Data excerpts
/---

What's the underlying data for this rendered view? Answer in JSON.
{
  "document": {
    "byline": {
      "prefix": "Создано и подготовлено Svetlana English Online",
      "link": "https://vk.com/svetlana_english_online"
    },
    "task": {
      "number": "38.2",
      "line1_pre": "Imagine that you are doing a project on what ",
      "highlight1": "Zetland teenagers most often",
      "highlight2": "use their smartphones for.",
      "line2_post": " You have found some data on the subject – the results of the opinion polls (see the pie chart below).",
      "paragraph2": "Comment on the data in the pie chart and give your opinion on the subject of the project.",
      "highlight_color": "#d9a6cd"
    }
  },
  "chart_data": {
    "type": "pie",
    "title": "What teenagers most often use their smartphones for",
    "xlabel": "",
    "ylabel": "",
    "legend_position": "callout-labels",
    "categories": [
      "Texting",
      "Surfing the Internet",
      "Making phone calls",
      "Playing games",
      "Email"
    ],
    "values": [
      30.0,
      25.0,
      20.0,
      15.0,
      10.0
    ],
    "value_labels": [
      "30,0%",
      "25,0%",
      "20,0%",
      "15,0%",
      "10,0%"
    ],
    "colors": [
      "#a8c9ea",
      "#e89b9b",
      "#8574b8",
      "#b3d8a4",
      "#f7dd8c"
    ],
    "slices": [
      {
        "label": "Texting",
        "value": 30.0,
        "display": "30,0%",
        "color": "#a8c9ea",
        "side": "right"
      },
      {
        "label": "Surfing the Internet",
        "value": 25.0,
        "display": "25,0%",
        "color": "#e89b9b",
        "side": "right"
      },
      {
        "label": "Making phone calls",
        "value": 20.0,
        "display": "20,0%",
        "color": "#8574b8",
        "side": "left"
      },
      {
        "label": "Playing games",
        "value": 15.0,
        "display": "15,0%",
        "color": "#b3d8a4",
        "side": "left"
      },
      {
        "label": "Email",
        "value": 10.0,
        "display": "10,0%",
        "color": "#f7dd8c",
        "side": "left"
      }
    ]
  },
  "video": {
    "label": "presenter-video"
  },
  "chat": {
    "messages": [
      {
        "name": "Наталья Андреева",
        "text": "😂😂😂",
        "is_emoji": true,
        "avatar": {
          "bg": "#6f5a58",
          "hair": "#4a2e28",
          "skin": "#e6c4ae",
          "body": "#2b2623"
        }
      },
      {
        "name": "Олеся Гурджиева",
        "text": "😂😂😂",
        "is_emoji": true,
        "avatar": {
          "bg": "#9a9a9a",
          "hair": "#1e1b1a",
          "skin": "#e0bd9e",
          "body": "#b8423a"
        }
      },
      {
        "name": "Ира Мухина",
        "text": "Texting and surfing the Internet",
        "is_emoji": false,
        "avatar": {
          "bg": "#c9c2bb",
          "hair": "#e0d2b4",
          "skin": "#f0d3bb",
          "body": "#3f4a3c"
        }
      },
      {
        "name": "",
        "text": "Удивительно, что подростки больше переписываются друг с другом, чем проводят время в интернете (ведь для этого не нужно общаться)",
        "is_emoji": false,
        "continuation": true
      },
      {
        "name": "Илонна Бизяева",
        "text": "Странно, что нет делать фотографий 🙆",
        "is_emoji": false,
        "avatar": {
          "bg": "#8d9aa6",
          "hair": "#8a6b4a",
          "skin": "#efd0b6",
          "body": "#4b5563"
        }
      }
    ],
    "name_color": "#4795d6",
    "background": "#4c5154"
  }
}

\---

THE PROBLEM:
Find each line holding the word "often" and copy it.

THE OUTPUT:
      "highlight1": "Zetland teenagers most often",
    "title": "What teenagers most often use their smartphones for",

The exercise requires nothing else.